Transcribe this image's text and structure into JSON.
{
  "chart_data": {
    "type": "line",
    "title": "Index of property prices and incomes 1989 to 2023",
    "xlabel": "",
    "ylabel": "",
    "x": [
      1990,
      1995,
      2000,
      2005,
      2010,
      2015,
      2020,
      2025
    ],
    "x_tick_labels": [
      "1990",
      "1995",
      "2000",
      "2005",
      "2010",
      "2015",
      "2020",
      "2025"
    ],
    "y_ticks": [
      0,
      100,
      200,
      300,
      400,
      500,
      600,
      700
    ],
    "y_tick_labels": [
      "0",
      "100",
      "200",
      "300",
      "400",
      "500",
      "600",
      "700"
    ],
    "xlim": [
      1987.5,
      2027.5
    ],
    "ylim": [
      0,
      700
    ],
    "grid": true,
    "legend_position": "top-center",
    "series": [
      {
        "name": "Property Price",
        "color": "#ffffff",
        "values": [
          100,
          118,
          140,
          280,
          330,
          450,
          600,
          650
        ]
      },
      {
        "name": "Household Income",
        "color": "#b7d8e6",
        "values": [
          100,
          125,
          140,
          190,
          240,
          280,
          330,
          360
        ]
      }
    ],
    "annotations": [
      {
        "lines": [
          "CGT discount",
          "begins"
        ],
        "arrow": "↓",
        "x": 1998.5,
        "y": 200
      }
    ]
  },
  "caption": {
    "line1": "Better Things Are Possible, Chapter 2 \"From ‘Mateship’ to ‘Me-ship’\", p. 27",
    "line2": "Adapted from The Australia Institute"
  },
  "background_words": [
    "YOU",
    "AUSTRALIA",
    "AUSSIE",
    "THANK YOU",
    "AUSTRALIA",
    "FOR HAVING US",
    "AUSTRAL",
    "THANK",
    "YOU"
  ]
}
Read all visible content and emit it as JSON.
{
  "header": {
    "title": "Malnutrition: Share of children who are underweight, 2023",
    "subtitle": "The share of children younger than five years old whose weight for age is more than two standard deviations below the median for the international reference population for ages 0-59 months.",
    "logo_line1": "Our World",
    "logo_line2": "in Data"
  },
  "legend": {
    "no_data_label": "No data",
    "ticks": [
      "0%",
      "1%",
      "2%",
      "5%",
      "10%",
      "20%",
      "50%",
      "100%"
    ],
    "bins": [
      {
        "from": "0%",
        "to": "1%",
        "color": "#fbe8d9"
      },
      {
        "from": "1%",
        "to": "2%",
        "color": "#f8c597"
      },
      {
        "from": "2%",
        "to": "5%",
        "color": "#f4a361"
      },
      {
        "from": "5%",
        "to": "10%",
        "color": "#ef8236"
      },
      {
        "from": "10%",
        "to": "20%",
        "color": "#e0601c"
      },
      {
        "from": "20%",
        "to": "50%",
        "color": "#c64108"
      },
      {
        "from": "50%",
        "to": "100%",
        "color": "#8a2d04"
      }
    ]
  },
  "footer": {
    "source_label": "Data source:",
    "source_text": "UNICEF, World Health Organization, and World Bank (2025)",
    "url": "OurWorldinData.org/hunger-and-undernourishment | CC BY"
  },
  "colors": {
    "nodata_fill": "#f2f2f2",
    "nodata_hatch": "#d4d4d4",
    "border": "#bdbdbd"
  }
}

━━━━━━━━━━━━━━━━━━━━

• Direction
Every entry should be printed again exactly as it stands.

• Reply
Transcribe this image's text and structure into JSON.
{
  "chart_data": {
    "type": "line",
    "title": "Index of property prices and incomes 1989 to 2023",
    "xlabel": "",
    "ylabel": "",
    "x": [
      1990,
      1995,
      2000,
      2005,
      2010,
      2015,
      2020,
      2025
    ],
    "x_tick_labels": [
      "1990",
      "1995",
      "2000",
      "2005",
      "2010",
      "2015",
      "2020",
      "2025"
    ],
    "y_ticks": [
      0,
      100,
      200,
      300,
      400,
      500,
      600,
      700
    ],
    "y_tick_labels": [
      "0",
      "100",
      "200",
      "300",
      "400",
      "500",
      "600",
      "700"
    ],
    "xlim": [
      1987.5,
      2027.5
    ],
    "ylim": [
      0,
      700
    ],
    "grid": true,
    "legend_position": "top-center",
    "series": [
      {
        "name": "Property Price",
        "color": "#ffffff",
        "values": [
          100,
          118,
          140,
          280,
          330,
          450,
          600,
          650
        ]
      },
      {
        "name": "Household Income",
        "color": "#b7d8e6",
        "values": [
          100,
          125,
          140,
          190,
          240,
          280,
          330,
          360
        ]
      }
    ],
    "annotations": [
      {
        "lines": [
          "CGT discount",
          "begins"
        ],
        "arrow": "↓",
        "x": 1998.5,
        "y": 200
      }
    ]
  },
  "caption": {
    "line1": "Better Things Are Possible, Chapter 2 \"From ‘Mateship’ to ‘Me-ship’\", p. 27",
    "line2": "Adapted from The Australia Institute"
  },
  "background_words": [
    "YOU",
    "AUSTRALIA",
    "AUSSIE",
    "THANK YOU",
    "AUSTRALIA",
    "FOR HAVING US",
    "AUSTRAL",
    "THANK",
    "YOU"
  ]
}
Read all visible content and emit it as JSON.
{
  "header": {
    "title": "Malnutrition: Share of children who are underweight, 2023",
    "subtitle": "The share of children younger than five years old whose weight for age is more than two standard deviations below the median for the international reference population for ages 0-59 months.",
    "logo_line1": "Our World",
    "logo_line2": "in Data"
  },
  "legend": {
    "no_data_label": "No data",
    "ticks": [
      "0%",
      "1%",
      "2%",
      "5%",
      "10%",
      "20%",
      "50%",
      "100%"
    ],
    "bins": [
      {
        "from": "0%",
        "to": "1%",
        "color": "#fbe8d9"
      },
      {
        "from": "1%",
        "to": "2%",
        "color": "#f8c597"
      },
      {
        "from": "2%",
        "to": "5%",
        "color": "#f4a361"
      },
      {
        "from": "5%",
        "to": "10%",
        "color": "#ef8236"
      },
      {
        "from": "10%",
        "to": "20%",
        "color": "#e0601c"
      },
      {
        "from": "20%",
        "to": "50%",
        "color": "#c64108"
      },
      {
        "from": "50%",
        "to": "100%",
        "color": "#8a2d04"
      }
    ]
  },
  "footer": {
    "source_label": "Data source:",
    "source_text": "UNICEF, World Health Organization, and World Bank (2025)",
    "url": "OurWorldinData.org/hunger-and-undernourishment | CC BY"
  },
  "colors": {
    "nodata_fill": "#f2f2f2",
    "nodata_hatch": "#d4d4d4",
    "border": "#bdbdbd"
  }
}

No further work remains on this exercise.